━━━━━ RECORD SET
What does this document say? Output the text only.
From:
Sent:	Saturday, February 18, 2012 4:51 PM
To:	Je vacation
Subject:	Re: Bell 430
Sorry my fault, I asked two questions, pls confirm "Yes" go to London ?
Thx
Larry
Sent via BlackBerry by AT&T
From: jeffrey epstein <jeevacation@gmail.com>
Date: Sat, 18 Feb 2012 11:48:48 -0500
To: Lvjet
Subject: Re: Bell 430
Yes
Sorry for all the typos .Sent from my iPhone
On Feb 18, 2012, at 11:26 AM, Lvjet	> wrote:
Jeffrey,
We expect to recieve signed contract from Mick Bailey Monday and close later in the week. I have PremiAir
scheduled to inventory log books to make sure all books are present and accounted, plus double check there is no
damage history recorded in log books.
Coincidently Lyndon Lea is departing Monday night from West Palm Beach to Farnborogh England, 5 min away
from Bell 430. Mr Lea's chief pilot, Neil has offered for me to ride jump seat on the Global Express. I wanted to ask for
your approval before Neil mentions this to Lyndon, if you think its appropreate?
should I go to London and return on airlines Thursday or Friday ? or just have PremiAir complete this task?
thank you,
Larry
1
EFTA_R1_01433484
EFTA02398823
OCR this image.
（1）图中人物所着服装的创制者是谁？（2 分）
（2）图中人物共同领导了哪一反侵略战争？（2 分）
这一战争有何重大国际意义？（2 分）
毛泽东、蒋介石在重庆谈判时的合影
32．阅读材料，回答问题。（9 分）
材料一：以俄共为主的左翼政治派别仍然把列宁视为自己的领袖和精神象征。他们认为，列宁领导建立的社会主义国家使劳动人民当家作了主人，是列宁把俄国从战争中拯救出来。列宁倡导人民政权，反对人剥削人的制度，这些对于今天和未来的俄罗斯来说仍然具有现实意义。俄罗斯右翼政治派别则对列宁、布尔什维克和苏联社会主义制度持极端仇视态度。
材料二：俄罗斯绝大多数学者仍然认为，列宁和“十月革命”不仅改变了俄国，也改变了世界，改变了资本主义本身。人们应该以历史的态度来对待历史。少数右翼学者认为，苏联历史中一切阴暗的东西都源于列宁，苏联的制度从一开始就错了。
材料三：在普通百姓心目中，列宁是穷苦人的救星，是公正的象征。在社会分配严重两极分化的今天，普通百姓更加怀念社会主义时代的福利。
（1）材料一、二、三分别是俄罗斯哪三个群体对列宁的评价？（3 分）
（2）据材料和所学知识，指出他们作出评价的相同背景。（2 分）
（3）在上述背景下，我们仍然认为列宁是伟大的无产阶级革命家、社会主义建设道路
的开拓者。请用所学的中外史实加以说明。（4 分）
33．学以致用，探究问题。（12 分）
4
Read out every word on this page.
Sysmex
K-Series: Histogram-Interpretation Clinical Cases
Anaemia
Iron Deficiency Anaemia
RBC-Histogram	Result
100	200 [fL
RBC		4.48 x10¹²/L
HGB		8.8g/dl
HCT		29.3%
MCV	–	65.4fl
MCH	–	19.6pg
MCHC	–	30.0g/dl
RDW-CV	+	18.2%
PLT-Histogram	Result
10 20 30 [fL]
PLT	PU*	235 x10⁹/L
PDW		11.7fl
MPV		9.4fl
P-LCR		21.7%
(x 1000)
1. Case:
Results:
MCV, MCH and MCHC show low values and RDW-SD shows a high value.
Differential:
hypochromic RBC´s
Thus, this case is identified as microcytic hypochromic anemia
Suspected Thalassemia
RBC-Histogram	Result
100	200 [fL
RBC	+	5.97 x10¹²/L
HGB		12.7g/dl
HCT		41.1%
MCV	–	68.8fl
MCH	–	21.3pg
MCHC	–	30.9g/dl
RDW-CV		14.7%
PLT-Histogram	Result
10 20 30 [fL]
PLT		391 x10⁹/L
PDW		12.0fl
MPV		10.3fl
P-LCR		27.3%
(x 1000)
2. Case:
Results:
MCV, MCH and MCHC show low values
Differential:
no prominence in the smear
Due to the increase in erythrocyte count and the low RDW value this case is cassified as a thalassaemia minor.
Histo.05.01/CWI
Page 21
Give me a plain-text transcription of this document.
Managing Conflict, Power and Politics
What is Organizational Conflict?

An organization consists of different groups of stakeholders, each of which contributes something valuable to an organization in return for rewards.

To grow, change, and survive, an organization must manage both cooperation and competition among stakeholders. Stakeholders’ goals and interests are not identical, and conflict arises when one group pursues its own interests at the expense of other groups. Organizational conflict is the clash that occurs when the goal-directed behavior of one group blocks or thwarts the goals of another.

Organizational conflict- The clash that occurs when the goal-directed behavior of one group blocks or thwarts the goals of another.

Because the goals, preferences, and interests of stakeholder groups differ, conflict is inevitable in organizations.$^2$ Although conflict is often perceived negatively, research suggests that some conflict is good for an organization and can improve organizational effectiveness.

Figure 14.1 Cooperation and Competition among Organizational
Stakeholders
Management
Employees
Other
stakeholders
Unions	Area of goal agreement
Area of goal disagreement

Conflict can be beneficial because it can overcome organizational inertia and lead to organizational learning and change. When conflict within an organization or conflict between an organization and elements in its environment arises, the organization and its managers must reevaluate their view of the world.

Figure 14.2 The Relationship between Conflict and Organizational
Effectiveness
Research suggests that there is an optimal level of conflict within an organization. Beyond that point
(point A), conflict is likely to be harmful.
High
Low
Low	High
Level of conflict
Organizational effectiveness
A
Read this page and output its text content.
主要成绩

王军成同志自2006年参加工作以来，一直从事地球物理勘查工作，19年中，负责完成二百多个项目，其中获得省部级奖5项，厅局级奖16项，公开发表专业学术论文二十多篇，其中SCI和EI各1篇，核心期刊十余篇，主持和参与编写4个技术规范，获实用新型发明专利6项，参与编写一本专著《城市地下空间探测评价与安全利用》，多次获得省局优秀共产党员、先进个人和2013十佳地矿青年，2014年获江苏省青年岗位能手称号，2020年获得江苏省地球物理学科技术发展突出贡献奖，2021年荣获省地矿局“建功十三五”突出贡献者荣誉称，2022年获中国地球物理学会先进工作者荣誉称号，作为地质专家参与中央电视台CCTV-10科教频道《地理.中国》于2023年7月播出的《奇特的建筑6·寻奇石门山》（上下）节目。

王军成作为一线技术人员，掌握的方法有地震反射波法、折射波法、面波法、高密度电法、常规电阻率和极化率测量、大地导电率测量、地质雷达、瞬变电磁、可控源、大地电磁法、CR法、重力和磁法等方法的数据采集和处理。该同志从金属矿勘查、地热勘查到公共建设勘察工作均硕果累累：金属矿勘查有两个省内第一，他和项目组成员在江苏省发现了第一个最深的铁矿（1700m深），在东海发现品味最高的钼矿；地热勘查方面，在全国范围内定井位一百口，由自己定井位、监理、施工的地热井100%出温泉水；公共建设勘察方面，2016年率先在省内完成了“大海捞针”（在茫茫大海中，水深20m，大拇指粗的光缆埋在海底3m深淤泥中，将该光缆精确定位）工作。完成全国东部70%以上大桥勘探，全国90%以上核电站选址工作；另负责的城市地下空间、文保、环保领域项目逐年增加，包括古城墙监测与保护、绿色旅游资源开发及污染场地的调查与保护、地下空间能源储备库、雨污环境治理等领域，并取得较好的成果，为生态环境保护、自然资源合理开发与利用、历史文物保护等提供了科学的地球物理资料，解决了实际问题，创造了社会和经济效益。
━━━━━━━━━━
THE PROBLEM:
In the records above, find the lines containing "Bell" and copy them.

THE ANSWER:
Subject:	Re: Bell 430
Subject: Re: Bell 430
from Bell 430. Mr Lea's chief pilot, Neil has offered for me to ride jump seat on the Global Express. I wanted to ask for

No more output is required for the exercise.